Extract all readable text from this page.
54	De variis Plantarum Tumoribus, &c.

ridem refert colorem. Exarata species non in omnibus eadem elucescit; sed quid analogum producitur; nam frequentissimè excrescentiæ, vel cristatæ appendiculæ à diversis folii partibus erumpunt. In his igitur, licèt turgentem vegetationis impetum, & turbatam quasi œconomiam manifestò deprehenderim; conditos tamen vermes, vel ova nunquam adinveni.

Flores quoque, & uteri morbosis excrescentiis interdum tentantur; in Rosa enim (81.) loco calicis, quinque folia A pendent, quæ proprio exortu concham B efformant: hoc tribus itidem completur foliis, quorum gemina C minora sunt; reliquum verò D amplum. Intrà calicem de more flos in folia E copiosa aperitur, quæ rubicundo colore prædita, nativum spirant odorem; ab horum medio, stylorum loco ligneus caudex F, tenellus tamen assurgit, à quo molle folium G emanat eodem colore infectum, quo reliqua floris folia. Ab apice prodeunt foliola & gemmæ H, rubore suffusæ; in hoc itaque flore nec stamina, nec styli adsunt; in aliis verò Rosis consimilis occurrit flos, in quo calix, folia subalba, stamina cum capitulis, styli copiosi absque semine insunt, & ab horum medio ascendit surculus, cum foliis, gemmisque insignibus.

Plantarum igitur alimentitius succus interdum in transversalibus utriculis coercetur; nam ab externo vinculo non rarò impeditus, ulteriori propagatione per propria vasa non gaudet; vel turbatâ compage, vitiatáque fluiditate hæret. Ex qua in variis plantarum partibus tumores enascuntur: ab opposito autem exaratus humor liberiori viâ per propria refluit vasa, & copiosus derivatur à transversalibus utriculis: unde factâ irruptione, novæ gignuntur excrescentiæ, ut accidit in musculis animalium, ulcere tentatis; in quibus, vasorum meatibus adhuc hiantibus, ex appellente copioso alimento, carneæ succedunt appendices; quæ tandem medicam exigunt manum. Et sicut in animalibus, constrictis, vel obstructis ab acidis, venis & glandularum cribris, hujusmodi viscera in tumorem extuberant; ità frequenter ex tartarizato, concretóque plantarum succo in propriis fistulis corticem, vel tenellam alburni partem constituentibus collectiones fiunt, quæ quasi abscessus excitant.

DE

ASSIGNMENT: The complete data is to be transcribed verbatim.

ANSWER FOR THE TASK:
Extract all readable text from this page.
54	De variis Plantarum Tumoribus, &c.

ridem refert colorem. Exarata species non in omnibus eadem elucescit; sed quid analogum producitur; nam frequentissimè excrescentiæ, vel cristatæ appendiculæ à diversis folii partibus erumpunt. In his igitur, licèt turgentem vegetationis impetum, & turbatam quasi œconomiam manifestò deprehenderim; conditos tamen vermes, vel ova nunquam adinveni.

Flores quoque, & uteri morbosis excrescentiis interdum tentantur; in Rosa enim (81.) loco calicis, quinque folia A pendent, quæ proprio exortu concham B efformant: hoc tribus itidem completur foliis, quorum gemina C minora sunt; reliquum verò D amplum. Intrà calicem de more flos in folia E copiosa aperitur, quæ rubicundo colore prædita, nativum spirant odorem; ab horum medio, stylorum loco ligneus caudex F, tenellus tamen assurgit, à quo molle folium G emanat eodem colore infectum, quo reliqua floris folia. Ab apice prodeunt foliola & gemmæ H, rubore suffusæ; in hoc itaque flore nec stamina, nec styli adsunt; in aliis verò Rosis consimilis occurrit flos, in quo calix, folia subalba, stamina cum capitulis, styli copiosi absque semine insunt, & ab horum medio ascendit surculus, cum foliis, gemmisque insignibus.

Plantarum igitur alimentitius succus interdum in transversalibus utriculis coercetur; nam ab externo vinculo non rarò impeditus, ulteriori propagatione per propria vasa non gaudet; vel turbatâ compage, vitiatáque fluiditate hæret. Ex qua in variis plantarum partibus tumores enascuntur: ab opposito autem exaratus humor liberiori viâ per propria refluit vasa, & copiosus derivatur à transversalibus utriculis: unde factâ irruptione, novæ gignuntur excrescentiæ, ut accidit in musculis animalium, ulcere tentatis; in quibus, vasorum meatibus adhuc hiantibus, ex appellente copioso alimento, carneæ succedunt appendices; quæ tandem medicam exigunt manum. Et sicut in animalibus, constrictis, vel obstructis ab acidis, venis & glandularum cribris, hujusmodi viscera in tumorem extuberant; ità frequenter ex tartarizato, concretóque plantarum succo in propriis fistulis corticem, vel tenellam alburni partem constituentibus collectiones fiunt, quæ quasi abscessus excitant.

DE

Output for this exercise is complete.